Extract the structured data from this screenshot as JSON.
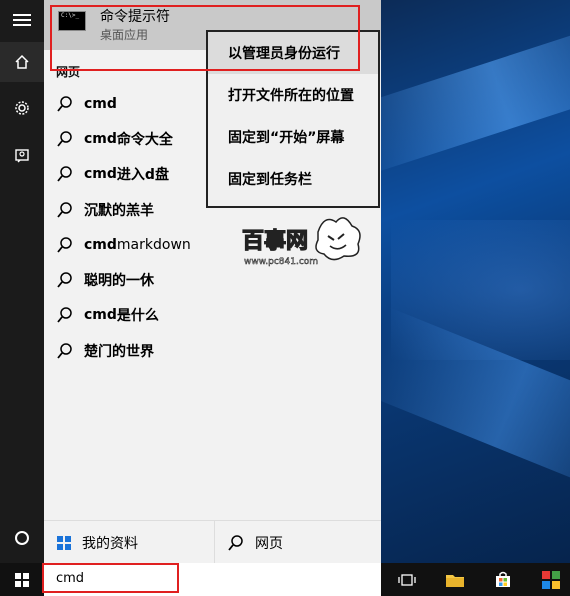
{
  "start_menu": {
    "best_match": {
      "title": "命令提示符",
      "subtitle": "桌面应用",
      "icon": "cmd-icon"
    },
    "section_label": "网页",
    "results": [
      {
        "bold": "cmd",
        "rest": ""
      },
      {
        "bold": "cmd",
        "rest": "命令大全"
      },
      {
        "bold": "cmd",
        "rest": " 进入d盘"
      },
      {
        "bold": "",
        "rest": "沉默的羔羊"
      },
      {
        "bold": "cmd",
        "rest": " markdown"
      },
      {
        "bold": "",
        "rest": "聪明的一休"
      },
      {
        "bold": "cmd",
        "rest": "是什么"
      },
      {
        "bold": "",
        "rest": "楚门的世界"
      }
    ],
    "bottom": {
      "my_stuff": "我的资料",
      "web": "网页"
    }
  },
  "context_menu": {
    "items": [
      "以管理员身份运行",
      "打开文件所在的位置",
      "固定到“开始”屏幕",
      "固定到任务栏"
    ]
  },
  "search": {
    "value": "cmd"
  },
  "watermark": {
    "brand": "百事网",
    "url": "www.pc841.com"
  },
  "colors": {
    "highlight": "#e02020",
    "rail": "#1b1b1b",
    "panel": "#f2f2f2"
  }
}
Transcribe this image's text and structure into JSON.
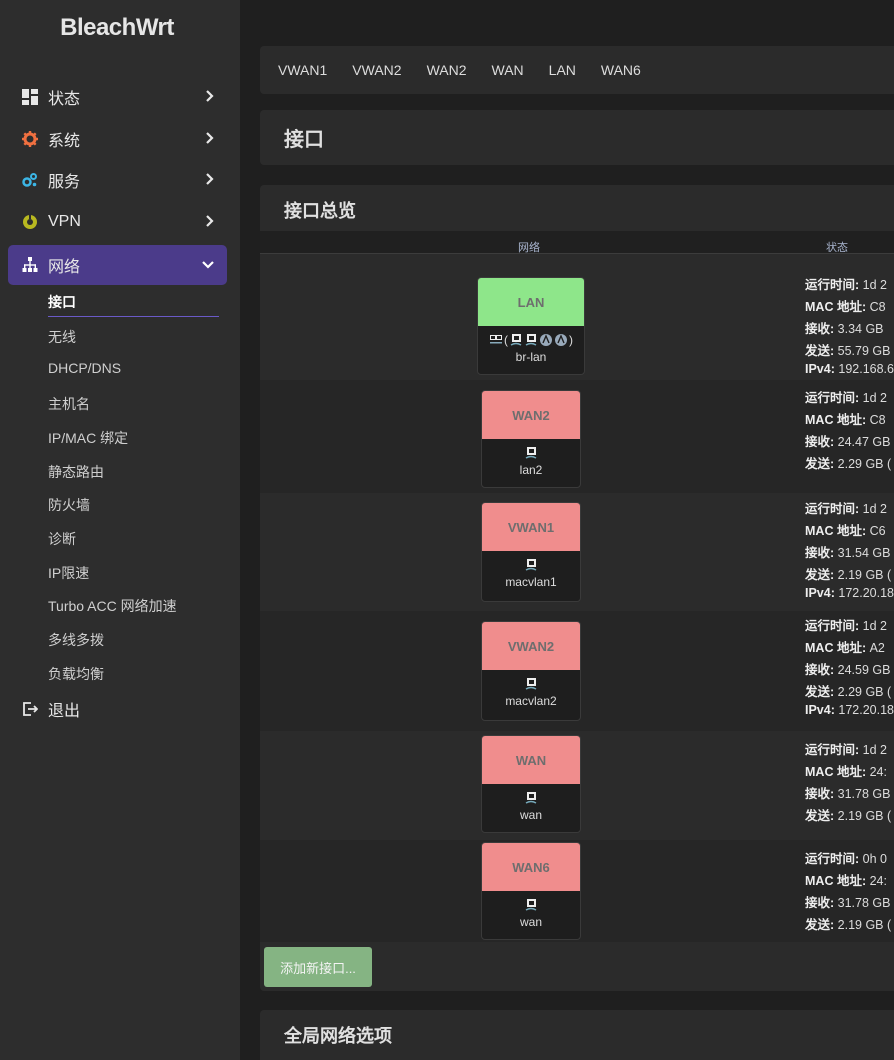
{
  "brand": "BleachWrt",
  "menu": [
    {
      "label": "状态",
      "icon": "dashboard-icon"
    },
    {
      "label": "系统",
      "icon": "gear-icon"
    },
    {
      "label": "服务",
      "icon": "services-icon"
    },
    {
      "label": "VPN",
      "icon": "vpn-icon"
    },
    {
      "label": "网络",
      "icon": "network-icon",
      "expanded": true
    }
  ],
  "submenu": [
    "接口",
    "无线",
    "DHCP/DNS",
    "主机名",
    "IP/MAC 绑定",
    "静态路由",
    "防火墙",
    "诊断",
    "IP限速",
    "Turbo ACC 网络加速",
    "多线多拨",
    "负载均衡"
  ],
  "logout": "退出",
  "tabs": [
    "VWAN1",
    "VWAN2",
    "WAN2",
    "WAN",
    "LAN",
    "WAN6"
  ],
  "page_title": "接口",
  "section_title": "接口总览",
  "columns": {
    "network": "网络",
    "status": "状态"
  },
  "labels": {
    "uptime": "运行时间:",
    "mac": "MAC 地址:",
    "rx": "接收:",
    "tx": "发送:",
    "ipv4": "IPv4:"
  },
  "interfaces": [
    {
      "name": "LAN",
      "device": "br-lan",
      "color": "#8ee68a",
      "uptime": "1d 2",
      "mac": "C8",
      "rx": "3.34 GB",
      "tx": "55.79 GB",
      "ipv4": "192.168.6"
    },
    {
      "name": "WAN2",
      "device": "lan2",
      "color": "#f08d8d",
      "uptime": "1d 2",
      "mac": "C8",
      "rx": "24.47 GB",
      "tx": "2.29 GB (",
      "ipv4": ""
    },
    {
      "name": "VWAN1",
      "device": "macvlan1",
      "color": "#f08d8d",
      "uptime": "1d 2",
      "mac": "C6",
      "rx": "31.54 GB",
      "tx": "2.19 GB (",
      "ipv4": "172.20.18"
    },
    {
      "name": "VWAN2",
      "device": "macvlan2",
      "color": "#f08d8d",
      "uptime": "1d 2",
      "mac": "A2",
      "rx": "24.59 GB",
      "tx": "2.29 GB (",
      "ipv4": "172.20.18"
    },
    {
      "name": "WAN",
      "device": "wan",
      "color": "#f08d8d",
      "uptime": "1d 2",
      "mac": "24:",
      "rx": "31.78 GB",
      "tx": "2.19 GB (",
      "ipv4": ""
    },
    {
      "name": "WAN6",
      "device": "wan",
      "color": "#f08d8d",
      "uptime": "0h 0",
      "mac": "24:",
      "rx": "31.78 GB",
      "tx": "2.19 GB (",
      "ipv4": ""
    }
  ],
  "add_button": "添加新接口...",
  "global_title": "全局网络选项"
}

····················

Set problem:
Repeat the entries exactly. Pictures are excluded from the copy.

Solution to this problem:
Extract the structured data from this screenshot as JSON.
{
  "start_menu": {
    "best_match": {
      "title": "命令提示符",
      "subtitle": "桌面应用",
      "icon": "cmd-icon"
    },
    "section_label": "网页",
    "results": [
      {
        "bold": "cmd",
        "rest": ""
      },
      {
        "bold": "cmd",
        "rest": "命令大全"
      },
      {
        "bold": "cmd",
        "rest": " 进入d盘"
      },
      {
        "bold": "",
        "rest": "沉默的羔羊"
      },
      {
        "bold": "cmd",
        "rest": " markdown"
      },
      {
        "bold": "",
        "rest": "聪明的一休"
      },
      {
        "bold": "cmd",
        "rest": "是什么"
      },
      {
        "bold": "",
        "rest": "楚门的世界"
      }
    ],
    "bottom": {
      "my_stuff": "我的资料",
      "web": "网页"
    }
  },
  "context_menu": {
    "items": [
      "以管理员身份运行",
      "打开文件所在的位置",
      "固定到“开始”屏幕",
      "固定到任务栏"
    ]
  },
  "search": {
    "value": "cmd"
  },
  "watermark": {
    "brand": "百事网",
    "url": "www.pc841.com"
  },
  "colors": {
    "highlight": "#e02020",
    "rail": "#1b1b1b",
    "panel": "#f2f2f2"
  }
}
Transcribe this image's text and structure into JSON.
{
  "brand": "BleachWrt",
  "menu": [
    {
      "label": "状态",
      "icon": "dashboard-icon"
    },
    {
      "label": "系统",
      "icon": "gear-icon"
    },
    {
      "label": "服务",
      "icon": "services-icon"
    },
    {
      "label": "VPN",
      "icon": "vpn-icon"
    },
    {
      "label": "网络",
      "icon": "network-icon",
      "expanded": true
    }
  ],
  "submenu": [
    "接口",
    "无线",
    "DHCP/DNS",
    "主机名",
    "IP/MAC 绑定",
    "静态路由",
    "防火墙",
    "诊断",
    "IP限速",
    "Turbo ACC 网络加速",
    "多线多拨",
    "负载均衡"
  ],
  "logout": "退出",
  "tabs": [
    "VWAN1",
    "VWAN2",
    "WAN2",
    "WAN",
    "LAN",
    "WAN6"
  ],
  "page_title": "接口",
  "section_title": "接口总览",
  "columns": {
    "network": "网络",
    "status": "状态"
  },
  "labels": {
    "uptime": "运行时间:",
    "mac": "MAC 地址:",
    "rx": "接收:",
    "tx": "发送:",
    "ipv4": "IPv4:"
  },
  "interfaces": [
    {
      "name": "LAN",
      "device": "br-lan",
      "color": "#8ee68a",
      "uptime": "1d 2",
      "mac": "C8",
      "rx": "3.34 GB",
      "tx": "55.79 GB",
      "ipv4": "192.168.6"
    },
    {
      "name": "WAN2",
      "device": "lan2",
      "color": "#f08d8d",
      "uptime": "1d 2",
      "mac": "C8",
      "rx": "24.47 GB",
      "tx": "2.29 GB (",
      "ipv4": ""
    },
    {
      "name": "VWAN1",
      "device": "macvlan1",
      "color": "#f08d8d",
      "uptime": "1d 2",
      "mac": "C6",
      "rx": "31.54 GB",
      "tx": "2.19 GB (",
      "ipv4": "172.20.18"
    },
    {
      "name": "VWAN2",
      "device": "macvlan2",
      "color": "#f08d8d",
      "uptime": "1d 2",
      "mac": "A2",
      "rx": "24.59 GB",
      "tx": "2.29 GB (",
      "ipv4": "172.20.18"
    },
    {
      "name": "WAN",
      "device": "wan",
      "color": "#f08d8d",
      "uptime": "1d 2",
      "mac": "24:",
      "rx": "31.78 GB",
      "tx": "2.19 GB (",
      "ipv4": ""
    },
    {
      "name": "WAN6",
      "device": "wan",
      "color": "#f08d8d",
      "uptime": "0h 0",
      "mac": "24:",
      "rx": "31.78 GB",
      "tx": "2.19 GB (",
      "ipv4": ""
    }
  ],
  "add_button": "添加新接口...",
  "global_title": "全局网络选项"
}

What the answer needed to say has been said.